EXERCISE:
Read the lines that follow and pick out every one containing the word "Contrôles".

——————

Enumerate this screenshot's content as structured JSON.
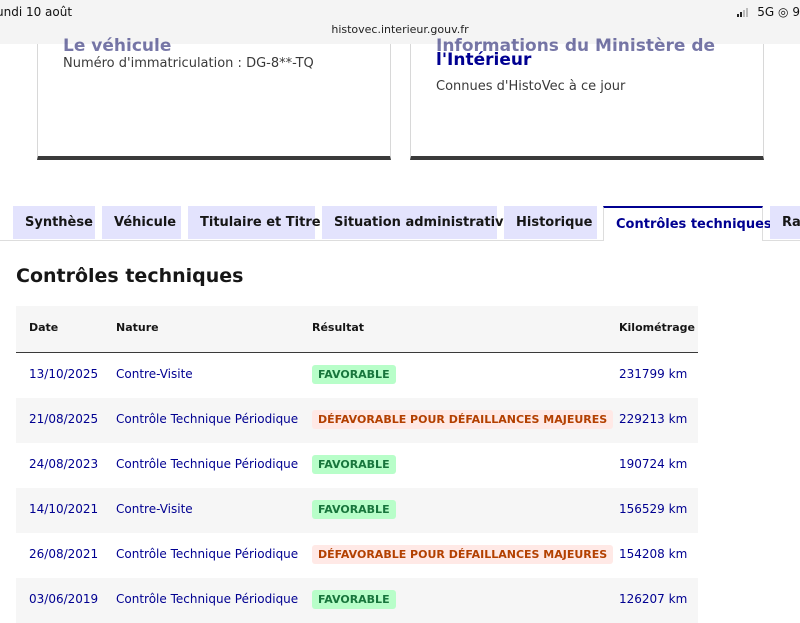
{
  "status_bar": {
    "time": "undi 10 août",
    "url": "histovec.interieur.gouv.fr",
    "network": "5G",
    "battery": "9"
  },
  "cards": {
    "left": {
      "clipped_title": "Le véhicule",
      "text": "Numéro d'immatriculation : DG-8**-TQ"
    },
    "right": {
      "clipped_title": "Informations du Ministère de",
      "title_line2": "l'Intérieur",
      "text": "Connues d'HistoVec à ce jour"
    }
  },
  "tabs": [
    {
      "label": "Synthèse"
    },
    {
      "label": "Véhicule"
    },
    {
      "label": "Titulaire et Titre"
    },
    {
      "label": "Situation administrative"
    },
    {
      "label": "Historique"
    },
    {
      "label": "Contrôles techniques"
    },
    {
      "label": "Rap"
    }
  ],
  "section_title": "Contrôles techniques",
  "table": {
    "headers": {
      "date": "Date",
      "nature": "Nature",
      "resultat": "Résultat",
      "kilometrage": "Kilométrage"
    },
    "rows": [
      {
        "date": "13/10/2025",
        "nature": "Contre-Visite",
        "resultat": "FAVORABLE",
        "status": "favorable",
        "km": "231799 km"
      },
      {
        "date": "21/08/2025",
        "nature": "Contrôle Technique Périodique",
        "resultat": "DÉFAVORABLE POUR DÉFAILLANCES MAJEURES",
        "status": "defavorable",
        "km": "229213 km"
      },
      {
        "date": "24/08/2023",
        "nature": "Contrôle Technique Périodique",
        "resultat": "FAVORABLE",
        "status": "favorable",
        "km": "190724 km"
      },
      {
        "date": "14/10/2021",
        "nature": "Contre-Visite",
        "resultat": "FAVORABLE",
        "status": "favorable",
        "km": "156529 km"
      },
      {
        "date": "26/08/2021",
        "nature": "Contrôle Technique Périodique",
        "resultat": "DÉFAVORABLE POUR DÉFAILLANCES MAJEURES",
        "status": "defavorable",
        "km": "154208 km"
      },
      {
        "date": "03/06/2019",
        "nature": "Contrôle Technique Périodique",
        "resultat": "FAVORABLE",
        "status": "favorable",
        "km": "126207 km"
      }
    ]
  },
  "colors": {
    "primary_blue": "#000091",
    "tab_bg": "#e3e3fd",
    "favorable_bg": "#b8fec9",
    "favorable_text": "#18753c",
    "defavorable_bg": "#ffe9e6",
    "defavorable_text": "#b34000"
  }
}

——————

WRITTEN RESPONSE:
      "label": "Contrôles techniques"
  "section_title": "Contrôles techniques",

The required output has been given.